Written problem: Keep the pictures out and restate every record exactly.

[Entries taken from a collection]

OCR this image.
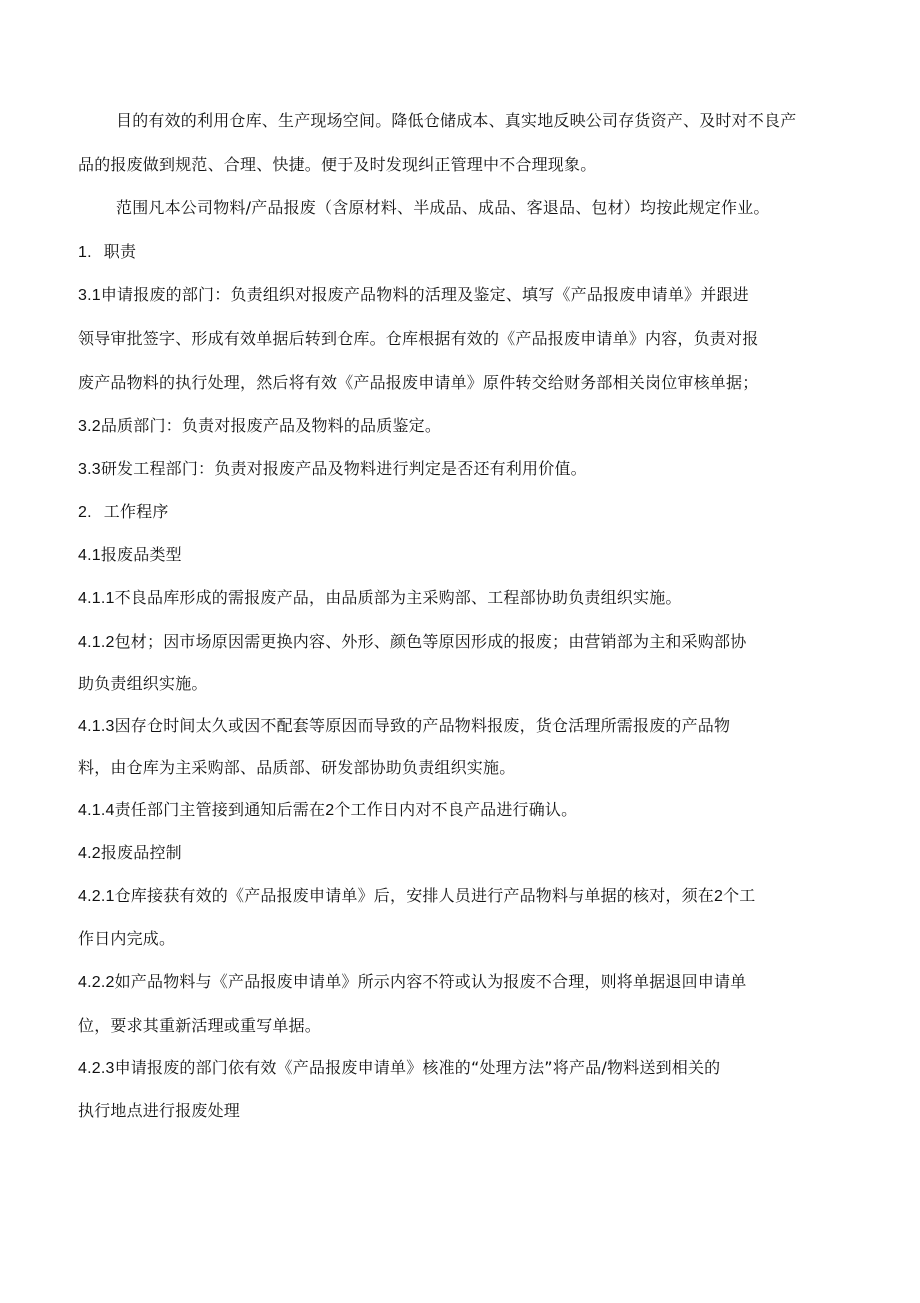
目的有效的利用仓库、生产现场空间。降低仓储成本、真实地反映公司存货资产、及时对不良产
品的报废做到规范、合理、快捷。便于及时发现纠正管理中不合理现象。
范围凡本公司物料/产品报废（含原材料、半成品、成品、客退品、包材）均按此规定作业。
1. 职责
3.1申请报废的部门：负责组织对报废产品物料的活理及鉴定、填写《产品报废申请单》并跟进
领导审批签字、形成有效单据后转到仓库。仓库根据有效的《产品报废申请单》内容，负责对报
废产品物料的执行处理，然后将有效《产品报废申请单》原件转交给财务部相关岗位审核单据；
3.2品质部门：负责对报废产品及物料的品质鉴定。
3.3研发工程部门：负责对报废产品及物料进行判定是否还有利用价值。
2. 工作程序
4.1报废品类型
4.1.1不良品库形成的需报废产品，由品质部为主采购部、工程部协助负责组织实施。
4.1.2包材；因市场原因需更换内容、外形、颜色等原因形成的报废；由营销部为主和采购部协
助负责组织实施。
4.1.3因存仓时间太久或因不配套等原因而导致的产品物料报废，货仓活理所需报废的产品物
料，由仓库为主采购部、品质部、研发部协助负责组织实施。
4.1.4责任部门主管接到通知后需在2个工作日内对不良产品进行确认。
4.2报废品控制
4.2.1仓库接获有效的《产品报废申请单》后，安排人员进行产品物料与单据的核对，须在2个工
作日内完成。
4.2.2如产品物料与《产品报废申请单》所示内容不符或认为报废不合理，则将单据退回申请单
位，要求其重新活理或重写单据。
4.2.3申请报废的部门依有效《产品报废申请单》核准的“处理方法”将产品/物料送到相关的
执行地点进行报废处理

Expected answer:
OCR this image.
目的有效的利用仓库、生产现场空间。降低仓储成本、真实地反映公司存货资产、及时对不良产
品的报废做到规范、合理、快捷。便于及时发现纠正管理中不合理现象。
范围凡本公司物料/产品报废（含原材料、半成品、成品、客退品、包材）均按此规定作业。
1. 职责
3.1申请报废的部门：负责组织对报废产品物料的活理及鉴定、填写《产品报废申请单》并跟进
领导审批签字、形成有效单据后转到仓库。仓库根据有效的《产品报废申请单》内容，负责对报
废产品物料的执行处理，然后将有效《产品报废申请单》原件转交给财务部相关岗位审核单据；
3.2品质部门：负责对报废产品及物料的品质鉴定。
3.3研发工程部门：负责对报废产品及物料进行判定是否还有利用价值。
2. 工作程序
4.1报废品类型
4.1.1不良品库形成的需报废产品，由品质部为主采购部、工程部协助负责组织实施。
4.1.2包材；因市场原因需更换内容、外形、颜色等原因形成的报废；由营销部为主和采购部协
助负责组织实施。
4.1.3因存仓时间太久或因不配套等原因而导致的产品物料报废，货仓活理所需报废的产品物
料，由仓库为主采购部、品质部、研发部协助负责组织实施。
4.1.4责任部门主管接到通知后需在2个工作日内对不良产品进行确认。
4.2报废品控制
4.2.1仓库接获有效的《产品报废申请单》后，安排人员进行产品物料与单据的核对，须在2个工
作日内完成。
4.2.2如产品物料与《产品报废申请单》所示内容不符或认为报废不合理，则将单据退回申请单
位，要求其重新活理或重写单据。
4.2.3申请报废的部门依有效《产品报废申请单》核准的“处理方法”将产品/物料送到相关的
执行地点进行报废处理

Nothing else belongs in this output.